**GIVEN REQUEST**. Below are the records; pull every line that includes "motor".

**EXCERPTED RECORDS**.
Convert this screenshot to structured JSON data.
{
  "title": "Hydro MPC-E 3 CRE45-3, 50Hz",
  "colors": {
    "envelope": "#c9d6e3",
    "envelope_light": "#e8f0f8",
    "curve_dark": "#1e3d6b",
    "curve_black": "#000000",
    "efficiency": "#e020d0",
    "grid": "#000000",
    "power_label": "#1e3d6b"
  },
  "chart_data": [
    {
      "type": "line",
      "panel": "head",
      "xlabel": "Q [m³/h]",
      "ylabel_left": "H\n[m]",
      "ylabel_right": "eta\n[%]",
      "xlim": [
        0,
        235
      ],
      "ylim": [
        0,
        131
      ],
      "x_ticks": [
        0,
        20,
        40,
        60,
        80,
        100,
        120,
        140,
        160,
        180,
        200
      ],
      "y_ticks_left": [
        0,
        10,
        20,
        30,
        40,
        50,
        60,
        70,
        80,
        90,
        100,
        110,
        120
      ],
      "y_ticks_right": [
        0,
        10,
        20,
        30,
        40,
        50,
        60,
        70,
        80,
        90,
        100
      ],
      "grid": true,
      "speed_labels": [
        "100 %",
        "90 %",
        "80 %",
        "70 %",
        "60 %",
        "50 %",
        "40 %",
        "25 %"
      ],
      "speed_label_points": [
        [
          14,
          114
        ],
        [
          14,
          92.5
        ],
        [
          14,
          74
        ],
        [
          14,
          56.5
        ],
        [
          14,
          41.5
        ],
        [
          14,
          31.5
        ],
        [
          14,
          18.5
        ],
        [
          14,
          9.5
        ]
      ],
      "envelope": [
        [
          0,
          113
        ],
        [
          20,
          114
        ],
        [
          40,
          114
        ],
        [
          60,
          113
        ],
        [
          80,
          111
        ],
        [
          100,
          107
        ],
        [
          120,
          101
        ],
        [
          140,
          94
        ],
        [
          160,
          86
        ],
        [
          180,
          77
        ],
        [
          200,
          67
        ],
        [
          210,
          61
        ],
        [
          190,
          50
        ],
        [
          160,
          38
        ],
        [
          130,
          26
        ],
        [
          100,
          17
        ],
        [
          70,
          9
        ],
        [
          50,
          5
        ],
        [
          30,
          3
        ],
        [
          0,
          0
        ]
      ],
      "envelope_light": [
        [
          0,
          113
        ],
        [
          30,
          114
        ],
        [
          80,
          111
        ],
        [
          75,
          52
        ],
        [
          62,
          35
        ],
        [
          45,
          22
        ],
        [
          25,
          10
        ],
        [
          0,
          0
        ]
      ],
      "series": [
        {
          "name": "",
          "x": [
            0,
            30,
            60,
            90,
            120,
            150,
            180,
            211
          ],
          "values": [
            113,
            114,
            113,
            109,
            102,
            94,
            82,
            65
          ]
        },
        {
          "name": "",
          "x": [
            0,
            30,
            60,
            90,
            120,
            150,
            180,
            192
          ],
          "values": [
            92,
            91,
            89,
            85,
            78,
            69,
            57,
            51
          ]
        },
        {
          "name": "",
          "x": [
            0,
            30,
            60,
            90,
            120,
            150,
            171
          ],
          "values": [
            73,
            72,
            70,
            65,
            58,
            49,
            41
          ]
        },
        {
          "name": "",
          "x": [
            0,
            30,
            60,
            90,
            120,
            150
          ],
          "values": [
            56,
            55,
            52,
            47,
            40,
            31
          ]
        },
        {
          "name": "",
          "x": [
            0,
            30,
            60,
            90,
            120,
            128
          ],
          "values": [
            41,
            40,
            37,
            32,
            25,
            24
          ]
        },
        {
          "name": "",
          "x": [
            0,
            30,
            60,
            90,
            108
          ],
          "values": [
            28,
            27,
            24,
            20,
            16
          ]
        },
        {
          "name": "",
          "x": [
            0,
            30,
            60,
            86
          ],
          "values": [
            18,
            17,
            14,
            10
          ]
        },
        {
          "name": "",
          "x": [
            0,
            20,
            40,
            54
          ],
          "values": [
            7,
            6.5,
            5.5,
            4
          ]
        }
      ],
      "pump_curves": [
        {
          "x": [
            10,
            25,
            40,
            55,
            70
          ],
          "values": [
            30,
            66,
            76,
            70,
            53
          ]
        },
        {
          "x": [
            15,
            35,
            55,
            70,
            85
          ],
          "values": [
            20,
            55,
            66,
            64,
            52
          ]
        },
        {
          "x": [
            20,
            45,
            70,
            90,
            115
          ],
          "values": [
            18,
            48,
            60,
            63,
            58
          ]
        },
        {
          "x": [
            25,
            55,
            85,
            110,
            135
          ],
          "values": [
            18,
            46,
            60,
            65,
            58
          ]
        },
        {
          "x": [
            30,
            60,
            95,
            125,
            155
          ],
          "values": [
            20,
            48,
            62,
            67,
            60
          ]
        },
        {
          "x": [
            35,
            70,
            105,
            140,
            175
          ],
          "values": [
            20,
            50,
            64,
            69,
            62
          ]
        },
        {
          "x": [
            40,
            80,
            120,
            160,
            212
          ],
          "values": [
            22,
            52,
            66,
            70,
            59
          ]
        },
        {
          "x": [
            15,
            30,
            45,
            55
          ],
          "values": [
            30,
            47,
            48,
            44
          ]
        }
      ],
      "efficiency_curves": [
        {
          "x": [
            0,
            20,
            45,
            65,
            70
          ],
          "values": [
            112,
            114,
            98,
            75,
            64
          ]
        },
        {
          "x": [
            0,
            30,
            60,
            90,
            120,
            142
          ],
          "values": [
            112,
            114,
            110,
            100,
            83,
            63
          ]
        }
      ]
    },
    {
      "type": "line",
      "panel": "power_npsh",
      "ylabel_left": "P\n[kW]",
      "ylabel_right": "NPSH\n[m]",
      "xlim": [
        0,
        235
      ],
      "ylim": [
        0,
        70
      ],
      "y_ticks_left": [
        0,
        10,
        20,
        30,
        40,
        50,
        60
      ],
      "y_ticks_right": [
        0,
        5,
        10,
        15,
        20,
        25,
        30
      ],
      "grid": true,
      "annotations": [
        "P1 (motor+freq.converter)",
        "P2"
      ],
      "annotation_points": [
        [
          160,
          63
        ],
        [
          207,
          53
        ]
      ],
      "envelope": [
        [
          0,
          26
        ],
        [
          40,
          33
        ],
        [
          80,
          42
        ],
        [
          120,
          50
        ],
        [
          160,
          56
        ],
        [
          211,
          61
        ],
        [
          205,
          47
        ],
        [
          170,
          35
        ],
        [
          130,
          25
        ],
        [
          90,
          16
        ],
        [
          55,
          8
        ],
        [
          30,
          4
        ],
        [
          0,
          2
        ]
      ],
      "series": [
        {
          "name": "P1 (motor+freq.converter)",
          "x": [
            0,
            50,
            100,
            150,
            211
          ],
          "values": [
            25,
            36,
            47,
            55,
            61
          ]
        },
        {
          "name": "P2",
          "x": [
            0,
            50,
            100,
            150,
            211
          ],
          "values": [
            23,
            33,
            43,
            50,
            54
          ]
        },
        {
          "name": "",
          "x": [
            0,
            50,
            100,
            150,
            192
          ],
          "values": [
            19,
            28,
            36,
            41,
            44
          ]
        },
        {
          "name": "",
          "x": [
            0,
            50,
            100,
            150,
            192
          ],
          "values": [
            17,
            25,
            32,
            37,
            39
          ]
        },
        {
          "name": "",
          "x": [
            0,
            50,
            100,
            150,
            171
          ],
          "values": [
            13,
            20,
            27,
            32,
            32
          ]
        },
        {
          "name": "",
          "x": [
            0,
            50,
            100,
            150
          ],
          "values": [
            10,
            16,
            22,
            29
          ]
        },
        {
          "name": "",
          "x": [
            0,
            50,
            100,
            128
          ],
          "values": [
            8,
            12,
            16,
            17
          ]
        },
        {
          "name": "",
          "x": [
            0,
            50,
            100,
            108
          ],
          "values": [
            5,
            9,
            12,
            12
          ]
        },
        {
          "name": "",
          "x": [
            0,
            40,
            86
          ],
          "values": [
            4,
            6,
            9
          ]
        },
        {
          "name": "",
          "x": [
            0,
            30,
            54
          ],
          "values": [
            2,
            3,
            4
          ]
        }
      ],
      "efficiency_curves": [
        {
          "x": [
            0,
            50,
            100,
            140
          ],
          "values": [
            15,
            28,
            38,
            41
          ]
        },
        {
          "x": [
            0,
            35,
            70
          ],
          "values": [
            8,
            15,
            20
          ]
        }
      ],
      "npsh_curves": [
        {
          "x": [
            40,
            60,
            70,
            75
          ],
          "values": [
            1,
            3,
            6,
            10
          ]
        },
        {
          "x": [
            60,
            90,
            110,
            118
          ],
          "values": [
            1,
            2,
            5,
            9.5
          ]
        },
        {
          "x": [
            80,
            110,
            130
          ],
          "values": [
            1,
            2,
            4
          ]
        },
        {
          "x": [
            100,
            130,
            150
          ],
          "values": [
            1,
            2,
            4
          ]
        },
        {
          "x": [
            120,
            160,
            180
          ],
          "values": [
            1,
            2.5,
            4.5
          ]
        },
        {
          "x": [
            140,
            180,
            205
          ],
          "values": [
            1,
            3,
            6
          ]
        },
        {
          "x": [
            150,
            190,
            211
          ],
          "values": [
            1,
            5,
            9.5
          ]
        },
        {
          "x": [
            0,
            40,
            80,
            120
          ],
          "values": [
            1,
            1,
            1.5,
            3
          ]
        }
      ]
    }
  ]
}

**RESULT**.
        "P1 (motor+freq.converter)",
          "name": "P1 (motor+freq.converter)",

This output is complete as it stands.